Reproduce every entry exactly and leave its pictures out.

(begin)

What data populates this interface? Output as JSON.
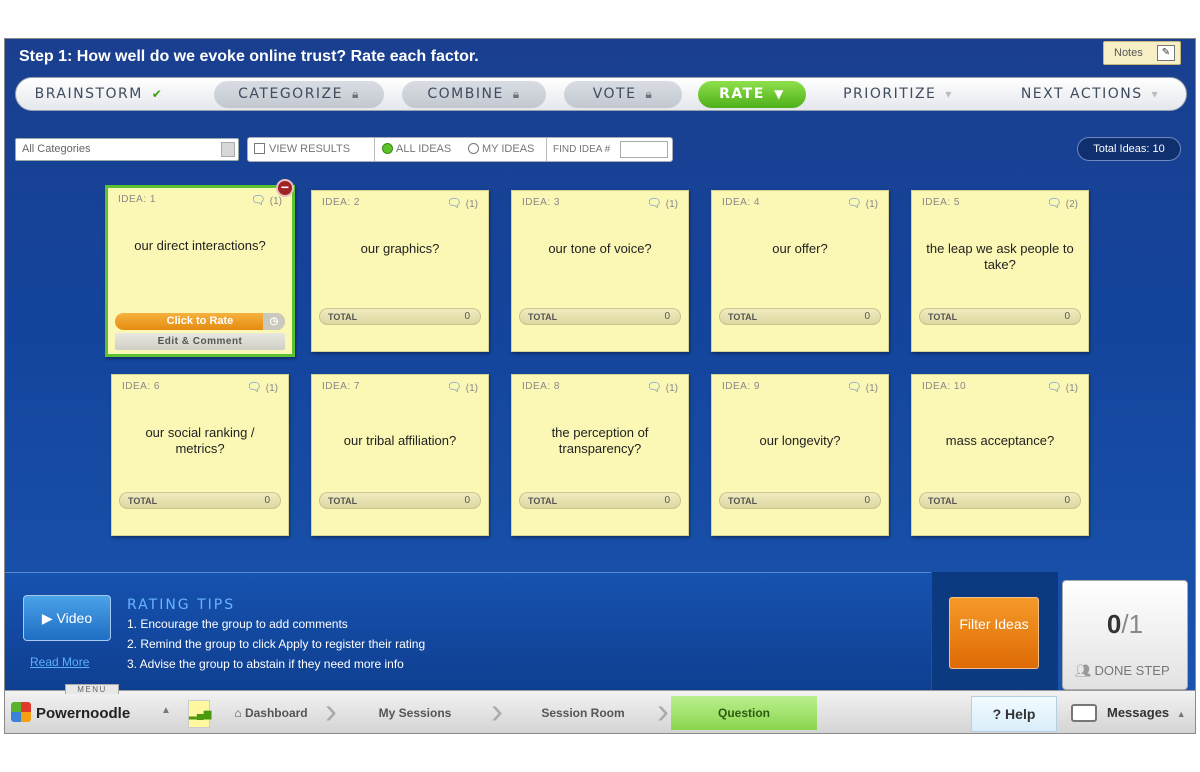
{
  "header": {
    "step_title": "Step 1: How well do we evoke online trust? Rate each factor.",
    "notes_label": "Notes"
  },
  "steps": [
    {
      "label": "BRAINSTORM",
      "state": "done",
      "icon": "check-icon"
    },
    {
      "label": "CATEGORIZE",
      "state": "locked",
      "icon": "lock-icon"
    },
    {
      "label": "COMBINE",
      "state": "locked",
      "icon": "lock-icon"
    },
    {
      "label": "VOTE",
      "state": "locked",
      "icon": "lock-icon"
    },
    {
      "label": "RATE",
      "state": "active",
      "icon": "caret-down-icon"
    },
    {
      "label": "PRIORITIZE",
      "state": "future",
      "icon": "caret-down-icon"
    },
    {
      "label": "NEXT ACTIONS",
      "state": "future",
      "icon": "caret-down-icon"
    }
  ],
  "filters": {
    "category_select": "All Categories",
    "view_results": "VIEW RESULTS",
    "all_ideas": "ALL IDEAS",
    "my_ideas": "MY IDEAS",
    "find_idea": "FIND IDEA #",
    "selected_view": "ALL IDEAS",
    "total_ideas": "Total Ideas: 10"
  },
  "ideas": [
    {
      "id_label": "IDEA: 1",
      "comments": "(1)",
      "text": "our direct interactions?",
      "total_label": "TOTAL",
      "total": "0",
      "selected": true
    },
    {
      "id_label": "IDEA: 2",
      "comments": "(1)",
      "text": "our graphics?",
      "total_label": "TOTAL",
      "total": "0"
    },
    {
      "id_label": "IDEA: 3",
      "comments": "(1)",
      "text": "our tone of voice?",
      "total_label": "TOTAL",
      "total": "0"
    },
    {
      "id_label": "IDEA: 4",
      "comments": "(1)",
      "text": "our offer?",
      "total_label": "TOTAL",
      "total": "0"
    },
    {
      "id_label": "IDEA: 5",
      "comments": "(2)",
      "text": "the leap we ask people to take?",
      "total_label": "TOTAL",
      "total": "0"
    },
    {
      "id_label": "IDEA: 6",
      "comments": "(1)",
      "text": "our social ranking / metrics?",
      "total_label": "TOTAL",
      "total": "0"
    },
    {
      "id_label": "IDEA: 7",
      "comments": "(1)",
      "text": "our tribal affiliation?",
      "total_label": "TOTAL",
      "total": "0"
    },
    {
      "id_label": "IDEA: 8",
      "comments": "(1)",
      "text": "the perception of transparency?",
      "total_label": "TOTAL",
      "total": "0"
    },
    {
      "id_label": "IDEA: 9",
      "comments": "(1)",
      "text": "our longevity?",
      "total_label": "TOTAL",
      "total": "0"
    },
    {
      "id_label": "IDEA: 10",
      "comments": "(1)",
      "text": "mass acceptance?",
      "total_label": "TOTAL",
      "total": "0"
    }
  ],
  "selected_card": {
    "rate_label": "Click to Rate",
    "edit_label": "Edit & Comment"
  },
  "tips": {
    "video_label": "Video",
    "read_more": "Read More",
    "title": "RATING TIPS",
    "items": [
      "1. Encourage the group to add comments",
      "2. Remind the group to click Apply to register their rating",
      "3. Advise the group to abstain if they need more info"
    ]
  },
  "actions": {
    "filter_ideas": "Filter Ideas",
    "done_count": "0",
    "done_total": "/1",
    "done_label": "DONE STEP"
  },
  "footer": {
    "menu_label": "MENU",
    "brand": "Powernoodle",
    "breadcrumbs": [
      "Dashboard",
      "My Sessions",
      "Session Room",
      "Question"
    ],
    "help_label": "Help",
    "messages_label": "Messages"
  },
  "colors": {
    "accent_green": "#5cc232",
    "background_blue": "#1a4fa3",
    "card_yellow": "#fbf7b5",
    "filter_orange": "#e67a0f"
  }
}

(end)

Task answer:
What data populates this interface? Output as JSON.
{
  "header": {
    "step_title": "Step 1: How well do we evoke online trust? Rate each factor.",
    "notes_label": "Notes"
  },
  "steps": [
    {
      "label": "BRAINSTORM",
      "state": "done",
      "icon": "check-icon"
    },
    {
      "label": "CATEGORIZE",
      "state": "locked",
      "icon": "lock-icon"
    },
    {
      "label": "COMBINE",
      "state": "locked",
      "icon": "lock-icon"
    },
    {
      "label": "VOTE",
      "state": "locked",
      "icon": "lock-icon"
    },
    {
      "label": "RATE",
      "state": "active",
      "icon": "caret-down-icon"
    },
    {
      "label": "PRIORITIZE",
      "state": "future",
      "icon": "caret-down-icon"
    },
    {
      "label": "NEXT ACTIONS",
      "state": "future",
      "icon": "caret-down-icon"
    }
  ],
  "filters": {
    "category_select": "All Categories",
    "view_results": "VIEW RESULTS",
    "all_ideas": "ALL IDEAS",
    "my_ideas": "MY IDEAS",
    "find_idea": "FIND IDEA #",
    "selected_view": "ALL IDEAS",
    "total_ideas": "Total Ideas: 10"
  },
  "ideas": [
    {
      "id_label": "IDEA: 1",
      "comments": "(1)",
      "text": "our direct interactions?",
      "total_label": "TOTAL",
      "total": "0",
      "selected": true
    },
    {
      "id_label": "IDEA: 2",
      "comments": "(1)",
      "text": "our graphics?",
      "total_label": "TOTAL",
      "total": "0"
    },
    {
      "id_label": "IDEA: 3",
      "comments": "(1)",
      "text": "our tone of voice?",
      "total_label": "TOTAL",
      "total": "0"
    },
    {
      "id_label": "IDEA: 4",
      "comments": "(1)",
      "text": "our offer?",
      "total_label": "TOTAL",
      "total": "0"
    },
    {
      "id_label": "IDEA: 5",
      "comments": "(2)",
      "text": "the leap we ask people to take?",
      "total_label": "TOTAL",
      "total": "0"
    },
    {
      "id_label": "IDEA: 6",
      "comments": "(1)",
      "text": "our social ranking / metrics?",
      "total_label": "TOTAL",
      "total": "0"
    },
    {
      "id_label": "IDEA: 7",
      "comments": "(1)",
      "text": "our tribal affiliation?",
      "total_label": "TOTAL",
      "total": "0"
    },
    {
      "id_label": "IDEA: 8",
      "comments": "(1)",
      "text": "the perception of transparency?",
      "total_label": "TOTAL",
      "total": "0"
    },
    {
      "id_label": "IDEA: 9",
      "comments": "(1)",
      "text": "our longevity?",
      "total_label": "TOTAL",
      "total": "0"
    },
    {
      "id_label": "IDEA: 10",
      "comments": "(1)",
      "text": "mass acceptance?",
      "total_label": "TOTAL",
      "total": "0"
    }
  ],
  "selected_card": {
    "rate_label": "Click to Rate",
    "edit_label": "Edit & Comment"
  },
  "tips": {
    "video_label": "Video",
    "read_more": "Read More",
    "title": "RATING TIPS",
    "items": [
      "1. Encourage the group to add comments",
      "2. Remind the group to click Apply to register their rating",
      "3. Advise the group to abstain if they need more info"
    ]
  },
  "actions": {
    "filter_ideas": "Filter Ideas",
    "done_count": "0",
    "done_total": "/1",
    "done_label": "DONE STEP"
  },
  "footer": {
    "menu_label": "MENU",
    "brand": "Powernoodle",
    "breadcrumbs": [
      "Dashboard",
      "My Sessions",
      "Session Room",
      "Question"
    ],
    "help_label": "Help",
    "messages_label": "Messages"
  },
  "colors": {
    "accent_green": "#5cc232",
    "background_blue": "#1a4fa3",
    "card_yellow": "#fbf7b5",
    "filter_orange": "#e67a0f"
  }
}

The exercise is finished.